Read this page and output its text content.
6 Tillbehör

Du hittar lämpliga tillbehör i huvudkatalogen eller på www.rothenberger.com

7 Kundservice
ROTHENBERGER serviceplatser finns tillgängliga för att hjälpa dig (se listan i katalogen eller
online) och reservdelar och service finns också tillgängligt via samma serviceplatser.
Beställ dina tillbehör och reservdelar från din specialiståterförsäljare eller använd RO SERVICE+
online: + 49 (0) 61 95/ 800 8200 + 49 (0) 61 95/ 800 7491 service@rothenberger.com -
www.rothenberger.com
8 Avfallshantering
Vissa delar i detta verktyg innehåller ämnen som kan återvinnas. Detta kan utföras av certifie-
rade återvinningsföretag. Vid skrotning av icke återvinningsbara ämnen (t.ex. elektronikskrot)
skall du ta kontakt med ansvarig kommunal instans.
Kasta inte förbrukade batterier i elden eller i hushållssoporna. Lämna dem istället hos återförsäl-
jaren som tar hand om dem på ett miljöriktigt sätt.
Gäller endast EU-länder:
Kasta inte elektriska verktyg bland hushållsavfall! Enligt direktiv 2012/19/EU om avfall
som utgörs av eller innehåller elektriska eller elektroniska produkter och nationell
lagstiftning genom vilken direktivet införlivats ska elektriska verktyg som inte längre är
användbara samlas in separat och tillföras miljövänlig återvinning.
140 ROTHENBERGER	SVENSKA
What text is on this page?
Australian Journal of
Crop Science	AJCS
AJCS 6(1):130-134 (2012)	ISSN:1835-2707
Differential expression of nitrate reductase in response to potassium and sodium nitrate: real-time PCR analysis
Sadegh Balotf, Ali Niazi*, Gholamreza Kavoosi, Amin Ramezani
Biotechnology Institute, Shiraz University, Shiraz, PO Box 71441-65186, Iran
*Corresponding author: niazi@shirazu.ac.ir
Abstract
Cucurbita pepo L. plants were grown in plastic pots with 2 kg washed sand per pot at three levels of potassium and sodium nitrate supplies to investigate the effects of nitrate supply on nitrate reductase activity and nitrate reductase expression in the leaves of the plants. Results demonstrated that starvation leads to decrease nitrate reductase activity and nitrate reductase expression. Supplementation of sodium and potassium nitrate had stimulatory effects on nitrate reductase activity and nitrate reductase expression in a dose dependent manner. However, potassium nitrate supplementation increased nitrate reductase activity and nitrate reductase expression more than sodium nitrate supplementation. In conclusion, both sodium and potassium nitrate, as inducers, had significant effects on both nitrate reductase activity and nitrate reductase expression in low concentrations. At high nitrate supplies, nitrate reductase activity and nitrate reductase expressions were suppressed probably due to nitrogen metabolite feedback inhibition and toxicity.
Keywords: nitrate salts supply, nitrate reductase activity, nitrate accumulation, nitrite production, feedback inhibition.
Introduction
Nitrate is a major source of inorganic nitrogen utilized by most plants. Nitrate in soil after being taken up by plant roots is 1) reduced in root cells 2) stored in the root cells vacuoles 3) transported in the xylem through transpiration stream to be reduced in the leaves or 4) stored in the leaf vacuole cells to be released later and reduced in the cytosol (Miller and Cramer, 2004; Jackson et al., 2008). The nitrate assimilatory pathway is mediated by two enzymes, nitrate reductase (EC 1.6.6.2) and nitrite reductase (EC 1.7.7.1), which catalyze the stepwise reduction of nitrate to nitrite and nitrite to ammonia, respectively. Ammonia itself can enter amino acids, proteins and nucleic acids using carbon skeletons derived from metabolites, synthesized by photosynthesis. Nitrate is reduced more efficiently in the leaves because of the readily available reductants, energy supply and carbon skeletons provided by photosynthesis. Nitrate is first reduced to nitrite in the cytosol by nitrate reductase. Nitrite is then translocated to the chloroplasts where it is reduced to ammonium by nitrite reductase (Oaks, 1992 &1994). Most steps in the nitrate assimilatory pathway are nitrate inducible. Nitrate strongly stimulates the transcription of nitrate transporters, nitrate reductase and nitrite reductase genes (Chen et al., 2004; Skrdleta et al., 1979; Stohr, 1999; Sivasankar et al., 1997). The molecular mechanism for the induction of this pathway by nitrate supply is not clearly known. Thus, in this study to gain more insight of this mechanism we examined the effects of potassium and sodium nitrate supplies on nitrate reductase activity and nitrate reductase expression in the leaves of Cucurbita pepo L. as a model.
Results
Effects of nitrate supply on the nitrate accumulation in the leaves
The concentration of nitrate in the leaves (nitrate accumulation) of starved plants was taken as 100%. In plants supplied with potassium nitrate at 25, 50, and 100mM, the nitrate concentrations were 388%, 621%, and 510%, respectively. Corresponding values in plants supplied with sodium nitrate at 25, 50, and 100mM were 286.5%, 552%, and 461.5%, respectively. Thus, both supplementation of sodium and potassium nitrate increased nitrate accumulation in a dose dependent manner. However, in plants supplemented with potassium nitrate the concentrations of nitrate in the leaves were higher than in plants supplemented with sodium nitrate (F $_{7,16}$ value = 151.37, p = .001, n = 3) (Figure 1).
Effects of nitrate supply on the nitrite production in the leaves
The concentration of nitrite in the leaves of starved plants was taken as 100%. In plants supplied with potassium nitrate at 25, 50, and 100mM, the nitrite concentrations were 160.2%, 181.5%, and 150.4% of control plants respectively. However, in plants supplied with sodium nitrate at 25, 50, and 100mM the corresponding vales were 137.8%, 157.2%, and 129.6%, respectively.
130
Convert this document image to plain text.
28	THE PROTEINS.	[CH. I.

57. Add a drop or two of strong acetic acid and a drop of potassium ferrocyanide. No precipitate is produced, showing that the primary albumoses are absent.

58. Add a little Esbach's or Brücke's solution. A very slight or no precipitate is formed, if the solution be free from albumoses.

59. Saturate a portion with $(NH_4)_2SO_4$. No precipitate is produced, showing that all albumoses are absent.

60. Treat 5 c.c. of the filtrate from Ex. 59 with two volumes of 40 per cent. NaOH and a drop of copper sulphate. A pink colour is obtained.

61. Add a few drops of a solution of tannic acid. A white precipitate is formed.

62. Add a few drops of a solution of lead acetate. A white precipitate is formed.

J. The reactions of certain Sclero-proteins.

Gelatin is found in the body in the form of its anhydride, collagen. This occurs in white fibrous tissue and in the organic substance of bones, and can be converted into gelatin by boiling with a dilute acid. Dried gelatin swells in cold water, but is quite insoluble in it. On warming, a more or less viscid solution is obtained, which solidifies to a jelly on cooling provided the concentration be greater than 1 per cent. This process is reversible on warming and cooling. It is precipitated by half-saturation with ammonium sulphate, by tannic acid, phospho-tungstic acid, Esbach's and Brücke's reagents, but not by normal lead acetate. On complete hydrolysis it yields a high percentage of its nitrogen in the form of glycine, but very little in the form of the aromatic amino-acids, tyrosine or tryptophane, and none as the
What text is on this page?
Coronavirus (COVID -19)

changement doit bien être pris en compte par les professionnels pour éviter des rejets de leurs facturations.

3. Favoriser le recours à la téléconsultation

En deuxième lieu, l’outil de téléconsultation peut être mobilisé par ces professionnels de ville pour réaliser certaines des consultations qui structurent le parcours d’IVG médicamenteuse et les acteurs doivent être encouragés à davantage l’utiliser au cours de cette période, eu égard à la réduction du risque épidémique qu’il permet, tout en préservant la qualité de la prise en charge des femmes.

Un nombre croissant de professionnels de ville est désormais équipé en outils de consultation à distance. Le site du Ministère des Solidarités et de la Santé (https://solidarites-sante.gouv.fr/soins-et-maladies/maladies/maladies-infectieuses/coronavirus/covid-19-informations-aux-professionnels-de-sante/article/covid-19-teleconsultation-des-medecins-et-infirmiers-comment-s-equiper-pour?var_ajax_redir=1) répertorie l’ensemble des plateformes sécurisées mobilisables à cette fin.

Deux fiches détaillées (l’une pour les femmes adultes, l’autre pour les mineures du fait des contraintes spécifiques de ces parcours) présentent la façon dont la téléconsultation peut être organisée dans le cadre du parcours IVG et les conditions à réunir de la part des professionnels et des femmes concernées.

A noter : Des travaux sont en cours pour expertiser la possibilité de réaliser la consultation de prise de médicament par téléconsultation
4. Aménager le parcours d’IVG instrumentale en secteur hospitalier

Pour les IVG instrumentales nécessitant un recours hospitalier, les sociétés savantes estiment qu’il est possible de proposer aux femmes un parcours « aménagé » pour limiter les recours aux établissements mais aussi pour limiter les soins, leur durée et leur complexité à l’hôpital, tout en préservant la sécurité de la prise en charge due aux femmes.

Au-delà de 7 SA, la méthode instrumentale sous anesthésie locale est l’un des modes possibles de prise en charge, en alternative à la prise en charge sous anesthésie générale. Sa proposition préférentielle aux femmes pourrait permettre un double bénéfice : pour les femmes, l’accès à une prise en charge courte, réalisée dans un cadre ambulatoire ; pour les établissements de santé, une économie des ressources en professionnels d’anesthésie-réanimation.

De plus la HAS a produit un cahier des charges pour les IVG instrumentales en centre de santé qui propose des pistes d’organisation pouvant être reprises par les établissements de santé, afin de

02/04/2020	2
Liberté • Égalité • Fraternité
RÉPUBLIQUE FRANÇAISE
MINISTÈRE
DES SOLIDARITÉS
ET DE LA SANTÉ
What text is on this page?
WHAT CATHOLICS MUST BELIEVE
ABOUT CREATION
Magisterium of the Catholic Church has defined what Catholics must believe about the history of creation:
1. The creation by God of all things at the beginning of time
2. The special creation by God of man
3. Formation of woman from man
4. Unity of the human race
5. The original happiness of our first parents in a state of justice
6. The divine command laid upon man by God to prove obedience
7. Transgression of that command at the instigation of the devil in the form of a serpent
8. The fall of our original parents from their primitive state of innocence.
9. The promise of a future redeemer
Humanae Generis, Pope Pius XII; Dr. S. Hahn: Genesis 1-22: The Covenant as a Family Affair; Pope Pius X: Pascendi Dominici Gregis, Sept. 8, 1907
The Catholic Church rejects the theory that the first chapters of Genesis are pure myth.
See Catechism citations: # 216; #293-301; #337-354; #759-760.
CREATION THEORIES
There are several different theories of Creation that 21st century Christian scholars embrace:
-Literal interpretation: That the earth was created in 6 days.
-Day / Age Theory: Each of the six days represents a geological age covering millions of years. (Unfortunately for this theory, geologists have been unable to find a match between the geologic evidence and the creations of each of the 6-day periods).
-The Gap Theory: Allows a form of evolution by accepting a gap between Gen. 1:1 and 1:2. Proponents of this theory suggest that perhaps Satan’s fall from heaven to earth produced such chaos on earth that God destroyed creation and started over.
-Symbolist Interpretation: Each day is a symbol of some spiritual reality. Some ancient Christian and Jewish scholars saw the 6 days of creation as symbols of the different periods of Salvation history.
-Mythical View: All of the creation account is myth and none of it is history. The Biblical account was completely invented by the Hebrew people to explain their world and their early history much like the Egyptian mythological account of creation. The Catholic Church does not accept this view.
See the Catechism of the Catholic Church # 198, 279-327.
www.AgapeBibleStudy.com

Task item:
In the records above, locate each line with the word "drops". Copy all such lines.

Written response:
61. Add a few drops of a solution of tannic acid. A white precipitate is formed.
62. Add a few drops of a solution of lead acetate. A white precipitate is formed.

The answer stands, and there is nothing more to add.